# [Stated exercise]
Report back each line of the records that contains the string "page".
------ Records for this exercise ------
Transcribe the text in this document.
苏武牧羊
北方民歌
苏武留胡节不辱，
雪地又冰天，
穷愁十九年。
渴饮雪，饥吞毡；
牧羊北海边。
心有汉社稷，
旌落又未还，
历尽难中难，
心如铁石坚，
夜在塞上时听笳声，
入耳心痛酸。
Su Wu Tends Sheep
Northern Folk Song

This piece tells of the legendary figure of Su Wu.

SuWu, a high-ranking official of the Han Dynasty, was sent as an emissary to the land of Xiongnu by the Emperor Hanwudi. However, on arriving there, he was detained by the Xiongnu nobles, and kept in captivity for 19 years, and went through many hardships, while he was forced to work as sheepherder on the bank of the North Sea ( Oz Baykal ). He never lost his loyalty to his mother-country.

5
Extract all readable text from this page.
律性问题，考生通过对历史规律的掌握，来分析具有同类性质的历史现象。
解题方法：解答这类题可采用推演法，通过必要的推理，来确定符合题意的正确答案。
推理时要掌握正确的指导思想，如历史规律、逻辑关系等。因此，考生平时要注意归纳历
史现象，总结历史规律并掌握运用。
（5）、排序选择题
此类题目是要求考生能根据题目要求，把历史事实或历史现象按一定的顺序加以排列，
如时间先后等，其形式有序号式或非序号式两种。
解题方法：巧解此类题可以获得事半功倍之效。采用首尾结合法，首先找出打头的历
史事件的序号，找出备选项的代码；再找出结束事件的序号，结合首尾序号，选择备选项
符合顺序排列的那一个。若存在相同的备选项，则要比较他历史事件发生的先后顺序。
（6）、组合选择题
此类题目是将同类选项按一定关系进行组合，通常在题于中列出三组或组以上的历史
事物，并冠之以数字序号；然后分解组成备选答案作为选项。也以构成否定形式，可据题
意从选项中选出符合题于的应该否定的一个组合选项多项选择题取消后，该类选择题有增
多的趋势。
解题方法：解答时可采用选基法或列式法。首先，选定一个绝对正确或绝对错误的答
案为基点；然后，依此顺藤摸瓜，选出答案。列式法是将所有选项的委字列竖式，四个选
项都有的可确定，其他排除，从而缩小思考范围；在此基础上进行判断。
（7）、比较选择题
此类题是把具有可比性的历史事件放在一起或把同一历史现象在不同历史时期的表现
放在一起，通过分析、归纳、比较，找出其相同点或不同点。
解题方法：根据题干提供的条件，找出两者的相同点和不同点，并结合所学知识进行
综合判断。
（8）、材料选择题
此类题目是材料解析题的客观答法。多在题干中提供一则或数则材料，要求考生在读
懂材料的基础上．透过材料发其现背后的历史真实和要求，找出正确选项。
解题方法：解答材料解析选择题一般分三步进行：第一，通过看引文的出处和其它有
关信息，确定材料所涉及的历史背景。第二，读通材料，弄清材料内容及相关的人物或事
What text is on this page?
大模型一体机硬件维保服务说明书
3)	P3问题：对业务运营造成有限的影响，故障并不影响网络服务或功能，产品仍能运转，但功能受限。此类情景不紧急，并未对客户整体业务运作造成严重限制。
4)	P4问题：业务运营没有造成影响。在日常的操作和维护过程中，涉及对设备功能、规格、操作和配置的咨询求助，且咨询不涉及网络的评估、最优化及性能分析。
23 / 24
------
# [Exercise solution]
Extract all readable text from this page.
What text is on this page?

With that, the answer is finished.